Transcribe all of the records precisely as they are presented.
[START OF Dataset excerpts]
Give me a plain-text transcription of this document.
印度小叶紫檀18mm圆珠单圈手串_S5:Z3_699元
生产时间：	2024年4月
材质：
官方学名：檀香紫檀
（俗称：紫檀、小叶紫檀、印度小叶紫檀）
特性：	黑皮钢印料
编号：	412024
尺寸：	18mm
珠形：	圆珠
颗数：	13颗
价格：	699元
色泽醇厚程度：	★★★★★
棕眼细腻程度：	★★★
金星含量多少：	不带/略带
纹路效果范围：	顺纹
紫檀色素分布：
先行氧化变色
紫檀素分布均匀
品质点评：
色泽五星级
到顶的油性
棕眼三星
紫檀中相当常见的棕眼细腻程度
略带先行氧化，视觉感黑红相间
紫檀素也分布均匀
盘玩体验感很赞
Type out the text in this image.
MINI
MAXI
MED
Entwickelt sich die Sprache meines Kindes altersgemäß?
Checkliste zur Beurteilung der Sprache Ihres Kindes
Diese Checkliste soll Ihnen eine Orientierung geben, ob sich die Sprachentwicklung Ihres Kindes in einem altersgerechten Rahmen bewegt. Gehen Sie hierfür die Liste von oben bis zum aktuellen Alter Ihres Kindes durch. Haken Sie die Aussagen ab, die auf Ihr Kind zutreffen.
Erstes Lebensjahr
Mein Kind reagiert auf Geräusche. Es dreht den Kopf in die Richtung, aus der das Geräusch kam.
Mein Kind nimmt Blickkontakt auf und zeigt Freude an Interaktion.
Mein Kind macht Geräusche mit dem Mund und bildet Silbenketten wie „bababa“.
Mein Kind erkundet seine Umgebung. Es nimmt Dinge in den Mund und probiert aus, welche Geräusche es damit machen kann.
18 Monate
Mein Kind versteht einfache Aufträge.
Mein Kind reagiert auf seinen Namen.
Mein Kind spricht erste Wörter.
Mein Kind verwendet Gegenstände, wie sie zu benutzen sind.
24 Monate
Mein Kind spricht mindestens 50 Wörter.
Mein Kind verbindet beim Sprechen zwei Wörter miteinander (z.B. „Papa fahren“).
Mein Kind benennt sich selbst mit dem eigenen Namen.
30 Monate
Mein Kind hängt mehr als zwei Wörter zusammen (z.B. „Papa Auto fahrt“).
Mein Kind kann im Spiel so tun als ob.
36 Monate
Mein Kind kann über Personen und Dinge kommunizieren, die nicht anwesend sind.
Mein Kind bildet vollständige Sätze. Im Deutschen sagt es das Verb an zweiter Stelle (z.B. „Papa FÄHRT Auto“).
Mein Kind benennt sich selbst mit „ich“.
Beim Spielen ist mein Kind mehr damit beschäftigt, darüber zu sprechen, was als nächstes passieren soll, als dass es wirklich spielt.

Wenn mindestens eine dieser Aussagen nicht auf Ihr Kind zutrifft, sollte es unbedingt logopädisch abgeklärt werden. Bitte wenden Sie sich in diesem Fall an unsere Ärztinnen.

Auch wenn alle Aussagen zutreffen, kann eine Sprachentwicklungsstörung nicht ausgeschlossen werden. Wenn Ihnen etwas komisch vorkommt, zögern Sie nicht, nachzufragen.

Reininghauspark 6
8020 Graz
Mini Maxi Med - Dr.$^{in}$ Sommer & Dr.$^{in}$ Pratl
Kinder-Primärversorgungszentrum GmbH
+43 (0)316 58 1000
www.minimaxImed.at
[END OF Dataset excerpts]
» **Task result**:
Give me a plain-text transcription of this document.
印度小叶紫檀18mm圆珠单圈手串_S5:Z3_699元
生产时间：	2024年4月
材质：
官方学名：檀香紫檀
（俗称：紫檀、小叶紫檀、印度小叶紫檀）
特性：	黑皮钢印料
编号：	412024
尺寸：	18mm
珠形：	圆珠
颗数：	13颗
价格：	699元
色泽醇厚程度：	★★★★★
棕眼细腻程度：	★★★
金星含量多少：	不带/略带
纹路效果范围：	顺纹
紫檀色素分布：
先行氧化变色
紫檀素分布均匀
品质点评：
色泽五星级
到顶的油性
棕眼三星
紫檀中相当常见的棕眼细腻程度
略带先行氧化，视觉感黑红相间
紫檀素也分布均匀
盘玩体验感很赞
Type out the text in this image.
MINI
MAXI
MED
Entwickelt sich die Sprache meines Kindes altersgemäß?
Checkliste zur Beurteilung der Sprache Ihres Kindes
Diese Checkliste soll Ihnen eine Orientierung geben, ob sich die Sprachentwicklung Ihres Kindes in einem altersgerechten Rahmen bewegt. Gehen Sie hierfür die Liste von oben bis zum aktuellen Alter Ihres Kindes durch. Haken Sie die Aussagen ab, die auf Ihr Kind zutreffen.
Erstes Lebensjahr
Mein Kind reagiert auf Geräusche. Es dreht den Kopf in die Richtung, aus der das Geräusch kam.
Mein Kind nimmt Blickkontakt auf und zeigt Freude an Interaktion.
Mein Kind macht Geräusche mit dem Mund und bildet Silbenketten wie „bababa“.
Mein Kind erkundet seine Umgebung. Es nimmt Dinge in den Mund und probiert aus, welche Geräusche es damit machen kann.
18 Monate
Mein Kind versteht einfache Aufträge.
Mein Kind reagiert auf seinen Namen.
Mein Kind spricht erste Wörter.
Mein Kind verwendet Gegenstände, wie sie zu benutzen sind.
24 Monate
Mein Kind spricht mindestens 50 Wörter.
Mein Kind verbindet beim Sprechen zwei Wörter miteinander (z.B. „Papa fahren“).
Mein Kind benennt sich selbst mit dem eigenen Namen.
30 Monate
Mein Kind hängt mehr als zwei Wörter zusammen (z.B. „Papa Auto fahrt“).
Mein Kind kann im Spiel so tun als ob.
36 Monate
Mein Kind kann über Personen und Dinge kommunizieren, die nicht anwesend sind.
Mein Kind bildet vollständige Sätze. Im Deutschen sagt es das Verb an zweiter Stelle (z.B. „Papa FÄHRT Auto“).
Mein Kind benennt sich selbst mit „ich“.
Beim Spielen ist mein Kind mehr damit beschäftigt, darüber zu sprechen, was als nächstes passieren soll, als dass es wirklich spielt.

Wenn mindestens eine dieser Aussagen nicht auf Ihr Kind zutrifft, sollte es unbedingt logopädisch abgeklärt werden. Bitte wenden Sie sich in diesem Fall an unsere Ärztinnen.

Auch wenn alle Aussagen zutreffen, kann eine Sprachentwicklungsstörung nicht ausgeschlossen werden. Wenn Ihnen etwas komisch vorkommt, zögern Sie nicht, nachzufragen.

Reininghauspark 6
8020 Graz
Mini Maxi Med - Dr.$^{in}$ Sommer & Dr.$^{in}$ Pratl
Kinder-Primärversorgungszentrum GmbH
+43 (0)316 58 1000
www.minimaxImed.at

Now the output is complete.